• _PROBLEM STATEMENT_: Extract from the listing each line in which the word "structured" appears.

Begin

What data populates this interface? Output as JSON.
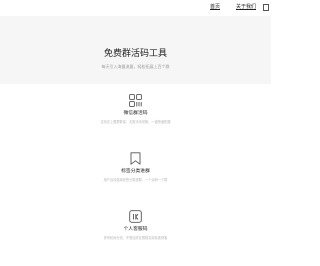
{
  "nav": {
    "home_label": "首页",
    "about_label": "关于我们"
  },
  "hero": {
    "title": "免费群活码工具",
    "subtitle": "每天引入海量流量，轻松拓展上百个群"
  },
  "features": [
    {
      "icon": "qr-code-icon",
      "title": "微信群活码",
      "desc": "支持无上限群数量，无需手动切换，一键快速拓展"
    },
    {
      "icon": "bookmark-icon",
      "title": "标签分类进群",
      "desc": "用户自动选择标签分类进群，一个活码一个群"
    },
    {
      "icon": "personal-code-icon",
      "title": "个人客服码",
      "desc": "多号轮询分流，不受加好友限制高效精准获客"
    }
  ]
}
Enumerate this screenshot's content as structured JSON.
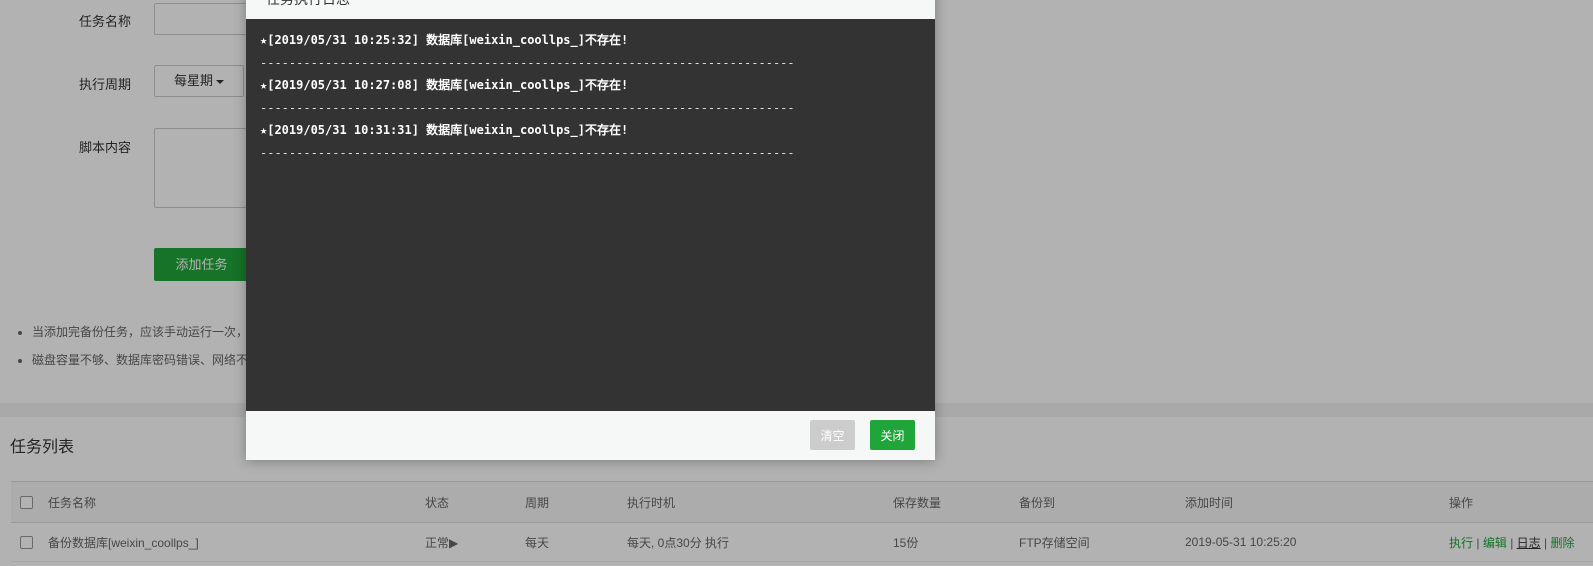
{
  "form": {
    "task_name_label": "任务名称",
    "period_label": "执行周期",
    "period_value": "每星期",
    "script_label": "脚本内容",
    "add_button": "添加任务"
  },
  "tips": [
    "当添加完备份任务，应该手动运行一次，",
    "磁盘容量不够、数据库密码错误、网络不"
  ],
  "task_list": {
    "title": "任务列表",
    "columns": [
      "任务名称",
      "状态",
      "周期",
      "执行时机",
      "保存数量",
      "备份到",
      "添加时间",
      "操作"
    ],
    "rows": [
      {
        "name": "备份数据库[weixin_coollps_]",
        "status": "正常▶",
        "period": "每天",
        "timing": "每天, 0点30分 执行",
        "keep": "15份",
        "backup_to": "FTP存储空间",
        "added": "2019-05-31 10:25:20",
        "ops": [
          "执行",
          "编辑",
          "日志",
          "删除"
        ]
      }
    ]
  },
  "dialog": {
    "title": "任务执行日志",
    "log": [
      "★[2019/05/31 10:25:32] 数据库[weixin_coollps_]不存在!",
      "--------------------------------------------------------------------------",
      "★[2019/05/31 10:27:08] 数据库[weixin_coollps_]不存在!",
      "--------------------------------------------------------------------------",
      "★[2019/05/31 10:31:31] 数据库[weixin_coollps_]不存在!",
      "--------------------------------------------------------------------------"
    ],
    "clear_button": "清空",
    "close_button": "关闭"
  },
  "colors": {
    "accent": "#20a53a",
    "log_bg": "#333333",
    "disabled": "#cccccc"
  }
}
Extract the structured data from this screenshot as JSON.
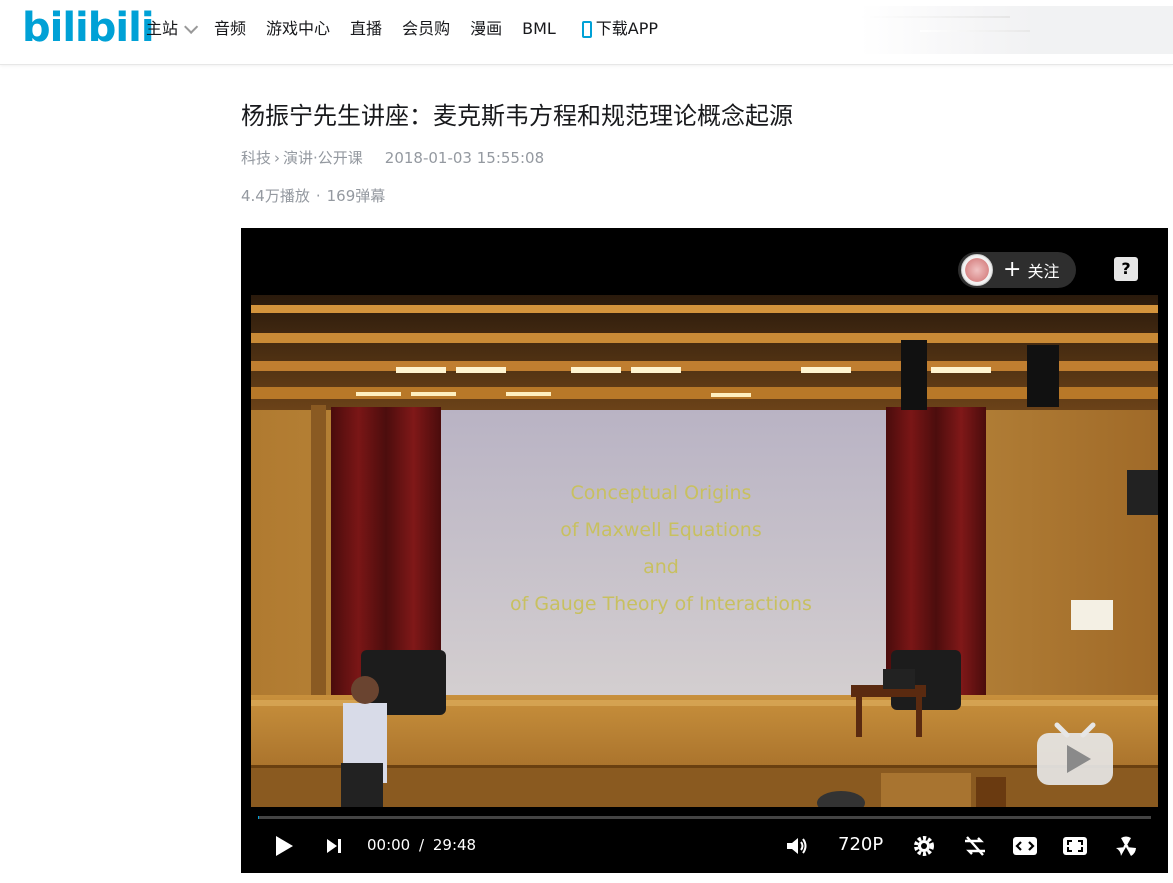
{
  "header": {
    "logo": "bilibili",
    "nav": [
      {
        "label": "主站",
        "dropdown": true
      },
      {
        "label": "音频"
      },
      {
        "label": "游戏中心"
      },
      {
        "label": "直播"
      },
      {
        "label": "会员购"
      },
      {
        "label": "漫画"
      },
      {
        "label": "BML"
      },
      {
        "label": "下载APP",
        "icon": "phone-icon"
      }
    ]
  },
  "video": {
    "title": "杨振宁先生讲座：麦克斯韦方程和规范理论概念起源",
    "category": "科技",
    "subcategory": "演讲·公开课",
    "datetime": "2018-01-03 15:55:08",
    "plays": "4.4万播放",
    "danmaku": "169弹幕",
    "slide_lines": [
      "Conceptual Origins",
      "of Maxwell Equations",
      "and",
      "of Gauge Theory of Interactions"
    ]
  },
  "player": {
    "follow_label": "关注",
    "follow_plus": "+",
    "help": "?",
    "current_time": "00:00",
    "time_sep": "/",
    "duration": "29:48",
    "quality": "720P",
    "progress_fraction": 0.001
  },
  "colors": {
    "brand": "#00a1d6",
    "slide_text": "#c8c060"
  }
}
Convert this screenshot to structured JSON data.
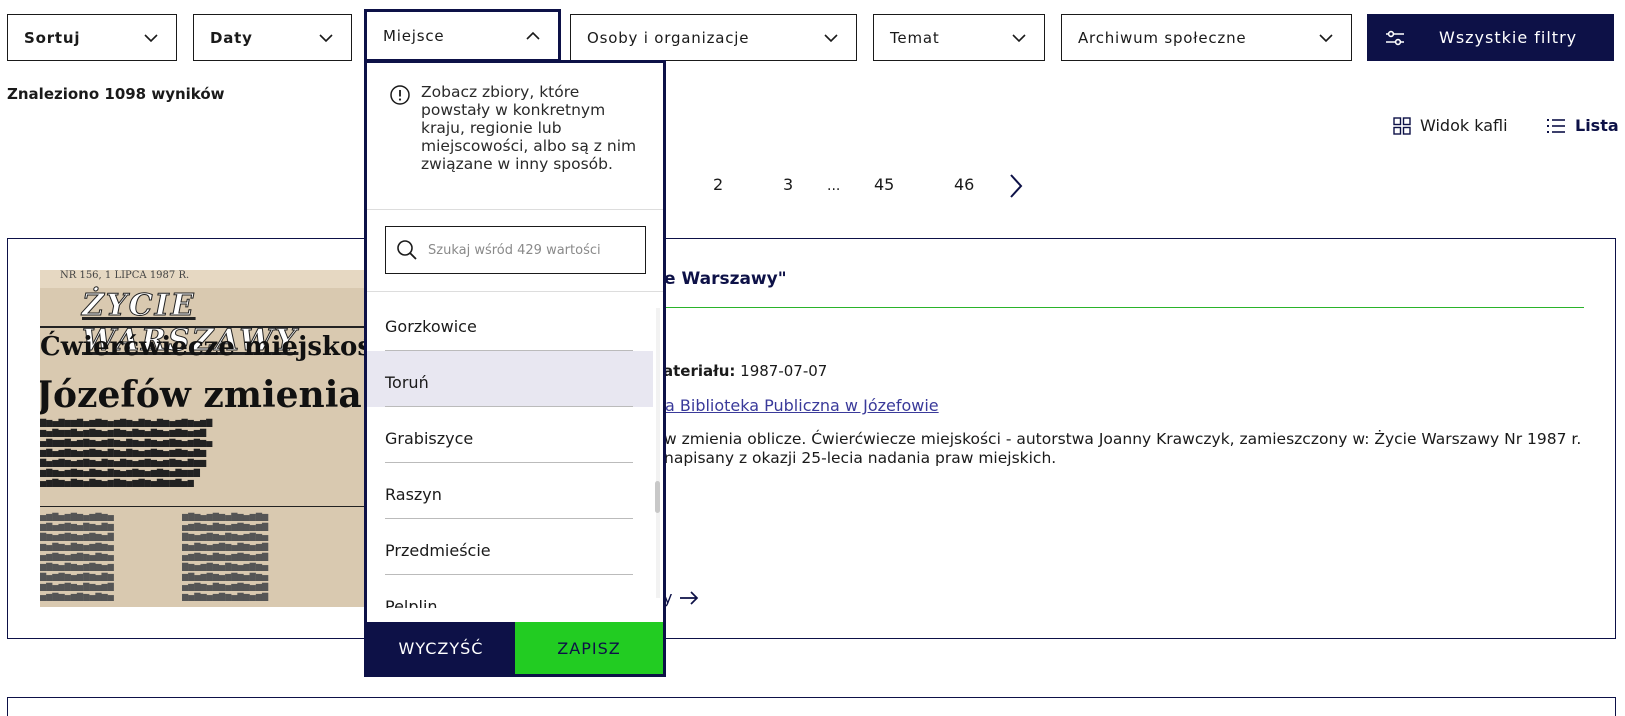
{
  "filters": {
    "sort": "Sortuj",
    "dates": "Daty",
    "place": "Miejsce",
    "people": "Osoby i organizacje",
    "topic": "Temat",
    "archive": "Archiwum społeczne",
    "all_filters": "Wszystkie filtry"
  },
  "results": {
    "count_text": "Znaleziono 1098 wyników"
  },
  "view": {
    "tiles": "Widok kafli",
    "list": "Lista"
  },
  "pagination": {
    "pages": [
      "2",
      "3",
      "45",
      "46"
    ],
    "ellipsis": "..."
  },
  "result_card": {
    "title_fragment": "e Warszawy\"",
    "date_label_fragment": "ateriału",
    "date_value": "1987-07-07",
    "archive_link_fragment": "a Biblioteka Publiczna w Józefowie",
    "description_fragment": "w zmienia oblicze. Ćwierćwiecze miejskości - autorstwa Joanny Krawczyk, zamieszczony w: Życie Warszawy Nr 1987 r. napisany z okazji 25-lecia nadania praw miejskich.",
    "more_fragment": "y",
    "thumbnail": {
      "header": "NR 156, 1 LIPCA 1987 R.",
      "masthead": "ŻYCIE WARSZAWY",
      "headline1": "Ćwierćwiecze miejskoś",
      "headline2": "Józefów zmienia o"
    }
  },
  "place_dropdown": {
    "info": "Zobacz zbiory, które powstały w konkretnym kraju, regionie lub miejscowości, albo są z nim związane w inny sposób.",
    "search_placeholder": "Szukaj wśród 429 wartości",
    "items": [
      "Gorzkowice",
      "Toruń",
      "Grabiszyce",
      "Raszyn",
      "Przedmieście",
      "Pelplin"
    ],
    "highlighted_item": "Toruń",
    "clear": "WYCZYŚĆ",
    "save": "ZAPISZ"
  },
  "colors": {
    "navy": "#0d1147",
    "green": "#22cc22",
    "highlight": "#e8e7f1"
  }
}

End

• _RESULT OF THIS TASK_:
Enumerate this screenshot's content as structured JSON.
Extract the structured data from this screenshot as JSON.
Convert this screenshot to structured JSON data.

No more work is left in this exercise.